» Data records
┌────────
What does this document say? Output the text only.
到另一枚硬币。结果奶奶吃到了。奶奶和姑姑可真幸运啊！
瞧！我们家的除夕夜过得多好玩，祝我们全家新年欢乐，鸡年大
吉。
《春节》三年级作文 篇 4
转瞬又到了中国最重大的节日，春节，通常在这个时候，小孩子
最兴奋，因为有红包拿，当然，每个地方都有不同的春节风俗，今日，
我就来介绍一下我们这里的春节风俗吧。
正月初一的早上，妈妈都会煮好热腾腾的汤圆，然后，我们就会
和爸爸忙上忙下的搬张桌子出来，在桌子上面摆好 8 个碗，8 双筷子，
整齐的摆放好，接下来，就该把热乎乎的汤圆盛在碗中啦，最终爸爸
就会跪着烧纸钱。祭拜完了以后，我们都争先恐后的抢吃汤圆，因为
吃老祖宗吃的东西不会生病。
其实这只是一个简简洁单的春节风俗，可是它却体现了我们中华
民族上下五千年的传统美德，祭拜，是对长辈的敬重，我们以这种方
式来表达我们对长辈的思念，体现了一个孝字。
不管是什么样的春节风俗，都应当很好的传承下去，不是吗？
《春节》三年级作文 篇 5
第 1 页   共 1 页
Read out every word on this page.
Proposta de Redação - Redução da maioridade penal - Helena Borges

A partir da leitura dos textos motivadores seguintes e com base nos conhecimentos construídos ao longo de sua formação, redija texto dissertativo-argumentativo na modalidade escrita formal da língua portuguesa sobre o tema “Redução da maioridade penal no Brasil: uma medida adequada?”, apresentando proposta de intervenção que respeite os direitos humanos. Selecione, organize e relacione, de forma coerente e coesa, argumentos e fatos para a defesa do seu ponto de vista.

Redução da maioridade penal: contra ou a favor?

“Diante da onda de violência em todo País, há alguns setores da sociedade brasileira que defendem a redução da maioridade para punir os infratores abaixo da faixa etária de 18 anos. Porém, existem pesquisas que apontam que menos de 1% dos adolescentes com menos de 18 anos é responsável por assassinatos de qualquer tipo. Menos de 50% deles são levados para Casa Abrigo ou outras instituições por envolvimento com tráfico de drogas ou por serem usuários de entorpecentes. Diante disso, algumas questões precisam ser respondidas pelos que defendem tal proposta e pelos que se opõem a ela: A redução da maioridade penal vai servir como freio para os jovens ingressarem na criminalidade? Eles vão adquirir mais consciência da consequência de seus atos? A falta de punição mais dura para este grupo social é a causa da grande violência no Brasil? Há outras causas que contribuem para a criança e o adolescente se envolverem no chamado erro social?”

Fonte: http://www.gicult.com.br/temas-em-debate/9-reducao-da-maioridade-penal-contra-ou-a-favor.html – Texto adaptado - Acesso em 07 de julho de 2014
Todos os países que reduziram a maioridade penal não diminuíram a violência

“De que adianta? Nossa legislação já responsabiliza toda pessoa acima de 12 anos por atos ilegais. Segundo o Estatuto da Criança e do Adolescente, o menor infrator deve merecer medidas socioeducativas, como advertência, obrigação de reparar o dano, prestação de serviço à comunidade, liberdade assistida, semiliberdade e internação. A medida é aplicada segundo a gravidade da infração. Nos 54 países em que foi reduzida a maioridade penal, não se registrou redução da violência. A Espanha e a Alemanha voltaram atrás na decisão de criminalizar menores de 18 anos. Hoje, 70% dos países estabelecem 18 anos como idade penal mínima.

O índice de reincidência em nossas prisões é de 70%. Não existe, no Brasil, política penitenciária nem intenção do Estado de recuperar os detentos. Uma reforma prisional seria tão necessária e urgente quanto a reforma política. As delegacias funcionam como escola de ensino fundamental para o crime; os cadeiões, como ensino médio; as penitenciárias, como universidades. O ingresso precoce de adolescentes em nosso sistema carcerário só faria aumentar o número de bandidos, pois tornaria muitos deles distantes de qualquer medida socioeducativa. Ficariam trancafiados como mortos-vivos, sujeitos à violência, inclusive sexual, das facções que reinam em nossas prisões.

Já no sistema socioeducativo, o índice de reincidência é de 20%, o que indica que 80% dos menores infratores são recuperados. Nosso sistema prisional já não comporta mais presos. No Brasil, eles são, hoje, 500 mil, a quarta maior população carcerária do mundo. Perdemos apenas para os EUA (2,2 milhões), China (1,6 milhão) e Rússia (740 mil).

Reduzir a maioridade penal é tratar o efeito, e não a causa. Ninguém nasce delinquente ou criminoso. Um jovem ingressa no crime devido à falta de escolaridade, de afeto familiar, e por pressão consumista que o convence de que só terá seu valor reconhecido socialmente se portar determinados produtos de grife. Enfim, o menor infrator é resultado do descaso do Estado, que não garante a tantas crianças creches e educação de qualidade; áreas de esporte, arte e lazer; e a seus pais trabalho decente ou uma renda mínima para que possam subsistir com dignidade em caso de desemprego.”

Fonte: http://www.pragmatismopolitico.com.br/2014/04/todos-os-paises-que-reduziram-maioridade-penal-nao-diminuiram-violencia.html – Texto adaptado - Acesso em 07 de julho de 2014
└────────
Show each line holding the word "html".

Fonte: http://www.gicult.com.br/temas-em-debate/9-reducao-da-maioridade-penal-contra-ou-a-favor.html – Texto adaptado - Acesso em 07 de julho de 2014
Fonte: http://www.pragmatismopolitico.com.br/2014/04/todos-os-paises-que-reduziram-maioridade-penal-nao-diminuiram-violencia.html – Texto adaptado - Acesso em 07 de julho de 2014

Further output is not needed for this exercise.